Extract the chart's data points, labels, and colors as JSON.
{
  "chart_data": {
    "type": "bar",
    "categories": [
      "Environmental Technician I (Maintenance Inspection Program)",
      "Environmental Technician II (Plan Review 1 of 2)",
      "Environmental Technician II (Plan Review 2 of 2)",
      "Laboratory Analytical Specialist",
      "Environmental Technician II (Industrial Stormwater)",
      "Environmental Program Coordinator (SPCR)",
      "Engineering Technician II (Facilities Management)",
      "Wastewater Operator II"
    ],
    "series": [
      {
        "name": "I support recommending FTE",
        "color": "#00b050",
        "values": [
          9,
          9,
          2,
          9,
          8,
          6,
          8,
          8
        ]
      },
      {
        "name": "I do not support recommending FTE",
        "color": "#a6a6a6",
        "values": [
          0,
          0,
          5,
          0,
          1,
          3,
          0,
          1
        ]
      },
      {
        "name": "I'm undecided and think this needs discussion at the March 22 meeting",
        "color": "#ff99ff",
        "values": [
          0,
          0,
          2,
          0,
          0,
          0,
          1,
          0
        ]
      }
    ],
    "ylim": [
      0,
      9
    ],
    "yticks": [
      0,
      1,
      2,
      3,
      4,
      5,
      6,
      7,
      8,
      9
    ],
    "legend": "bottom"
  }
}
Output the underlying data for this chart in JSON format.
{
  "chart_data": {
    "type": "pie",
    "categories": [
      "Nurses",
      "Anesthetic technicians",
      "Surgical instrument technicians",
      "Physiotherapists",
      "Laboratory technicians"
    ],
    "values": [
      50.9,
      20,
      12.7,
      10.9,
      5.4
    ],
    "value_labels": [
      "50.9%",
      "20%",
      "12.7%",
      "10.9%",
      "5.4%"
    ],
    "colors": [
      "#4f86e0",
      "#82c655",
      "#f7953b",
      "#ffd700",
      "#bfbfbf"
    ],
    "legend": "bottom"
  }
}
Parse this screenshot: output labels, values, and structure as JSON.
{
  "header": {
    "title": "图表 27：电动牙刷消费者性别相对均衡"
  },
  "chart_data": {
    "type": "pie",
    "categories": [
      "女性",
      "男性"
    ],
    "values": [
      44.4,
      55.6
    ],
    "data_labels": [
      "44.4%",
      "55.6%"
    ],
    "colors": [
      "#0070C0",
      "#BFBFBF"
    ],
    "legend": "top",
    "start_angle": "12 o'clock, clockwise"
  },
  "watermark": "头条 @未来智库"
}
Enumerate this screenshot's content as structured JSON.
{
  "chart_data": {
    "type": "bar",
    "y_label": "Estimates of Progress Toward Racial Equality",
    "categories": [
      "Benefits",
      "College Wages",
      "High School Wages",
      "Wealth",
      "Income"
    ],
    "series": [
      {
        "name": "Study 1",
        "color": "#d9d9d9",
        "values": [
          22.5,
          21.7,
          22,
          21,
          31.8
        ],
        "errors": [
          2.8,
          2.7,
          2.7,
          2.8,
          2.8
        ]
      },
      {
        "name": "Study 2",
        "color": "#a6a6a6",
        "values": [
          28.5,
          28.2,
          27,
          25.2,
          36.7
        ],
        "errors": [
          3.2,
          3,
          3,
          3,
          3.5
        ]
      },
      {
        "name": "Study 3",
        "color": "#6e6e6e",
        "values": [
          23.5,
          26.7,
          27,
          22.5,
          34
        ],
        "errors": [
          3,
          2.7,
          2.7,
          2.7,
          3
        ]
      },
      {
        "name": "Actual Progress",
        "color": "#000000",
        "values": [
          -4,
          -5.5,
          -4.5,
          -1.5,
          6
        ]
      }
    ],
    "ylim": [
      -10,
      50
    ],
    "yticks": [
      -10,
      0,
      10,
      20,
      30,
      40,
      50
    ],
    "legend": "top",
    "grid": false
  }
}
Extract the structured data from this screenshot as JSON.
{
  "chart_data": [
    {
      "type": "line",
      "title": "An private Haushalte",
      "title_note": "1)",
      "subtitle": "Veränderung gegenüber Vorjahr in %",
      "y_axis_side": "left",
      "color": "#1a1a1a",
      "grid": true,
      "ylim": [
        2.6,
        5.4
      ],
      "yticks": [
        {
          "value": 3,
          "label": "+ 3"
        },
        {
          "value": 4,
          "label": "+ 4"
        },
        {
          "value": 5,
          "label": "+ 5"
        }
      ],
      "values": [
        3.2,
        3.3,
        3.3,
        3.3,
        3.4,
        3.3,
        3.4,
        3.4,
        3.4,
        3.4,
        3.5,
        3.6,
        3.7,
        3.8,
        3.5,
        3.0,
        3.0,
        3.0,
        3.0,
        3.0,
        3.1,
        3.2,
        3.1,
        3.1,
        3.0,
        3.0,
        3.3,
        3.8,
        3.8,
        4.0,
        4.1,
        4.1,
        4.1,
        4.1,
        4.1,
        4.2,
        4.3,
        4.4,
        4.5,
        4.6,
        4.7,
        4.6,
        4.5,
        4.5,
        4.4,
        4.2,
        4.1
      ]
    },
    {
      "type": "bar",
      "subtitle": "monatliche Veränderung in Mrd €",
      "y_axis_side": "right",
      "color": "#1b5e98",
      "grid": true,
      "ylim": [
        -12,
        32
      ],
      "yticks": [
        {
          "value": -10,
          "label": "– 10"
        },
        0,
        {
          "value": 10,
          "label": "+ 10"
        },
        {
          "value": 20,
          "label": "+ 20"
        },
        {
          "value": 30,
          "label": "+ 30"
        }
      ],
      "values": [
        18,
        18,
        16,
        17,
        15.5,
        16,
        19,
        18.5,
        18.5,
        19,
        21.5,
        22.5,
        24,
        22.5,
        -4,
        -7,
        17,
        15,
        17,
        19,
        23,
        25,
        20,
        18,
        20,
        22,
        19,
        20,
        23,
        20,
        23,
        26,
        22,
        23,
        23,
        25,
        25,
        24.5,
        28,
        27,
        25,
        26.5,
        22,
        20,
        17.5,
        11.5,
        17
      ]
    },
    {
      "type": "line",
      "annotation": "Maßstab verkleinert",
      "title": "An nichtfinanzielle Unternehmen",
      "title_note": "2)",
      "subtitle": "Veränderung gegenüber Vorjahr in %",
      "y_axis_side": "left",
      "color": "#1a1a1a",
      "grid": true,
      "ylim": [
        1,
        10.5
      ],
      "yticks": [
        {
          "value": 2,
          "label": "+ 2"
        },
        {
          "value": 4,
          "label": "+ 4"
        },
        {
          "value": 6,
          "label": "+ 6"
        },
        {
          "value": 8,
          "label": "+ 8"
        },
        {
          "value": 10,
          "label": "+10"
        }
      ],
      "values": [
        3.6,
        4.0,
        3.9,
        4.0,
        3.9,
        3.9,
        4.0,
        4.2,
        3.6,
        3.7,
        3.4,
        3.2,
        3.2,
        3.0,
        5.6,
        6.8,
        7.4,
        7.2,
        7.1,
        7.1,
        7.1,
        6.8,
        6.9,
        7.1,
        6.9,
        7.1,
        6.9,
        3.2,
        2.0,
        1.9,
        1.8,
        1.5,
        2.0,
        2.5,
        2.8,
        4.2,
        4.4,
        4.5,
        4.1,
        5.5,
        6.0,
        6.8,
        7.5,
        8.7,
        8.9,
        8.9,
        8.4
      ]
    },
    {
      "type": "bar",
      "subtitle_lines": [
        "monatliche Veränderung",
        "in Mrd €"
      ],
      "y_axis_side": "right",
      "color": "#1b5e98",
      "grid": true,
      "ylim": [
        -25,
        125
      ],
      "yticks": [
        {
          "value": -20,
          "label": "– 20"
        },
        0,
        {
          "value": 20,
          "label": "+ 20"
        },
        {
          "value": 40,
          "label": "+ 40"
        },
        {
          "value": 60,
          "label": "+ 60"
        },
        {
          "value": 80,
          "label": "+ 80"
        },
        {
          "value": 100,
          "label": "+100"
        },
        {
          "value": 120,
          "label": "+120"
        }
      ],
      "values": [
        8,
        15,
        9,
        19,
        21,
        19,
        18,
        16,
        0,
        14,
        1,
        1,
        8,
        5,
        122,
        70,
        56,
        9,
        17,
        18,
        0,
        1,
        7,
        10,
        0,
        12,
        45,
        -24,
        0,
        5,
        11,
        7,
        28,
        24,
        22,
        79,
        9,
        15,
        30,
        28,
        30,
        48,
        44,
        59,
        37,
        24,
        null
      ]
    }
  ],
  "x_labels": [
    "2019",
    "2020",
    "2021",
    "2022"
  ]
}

§ Task directions
Tally the lines above containing "Progress". Answer with the count only.

§ Complete answer
2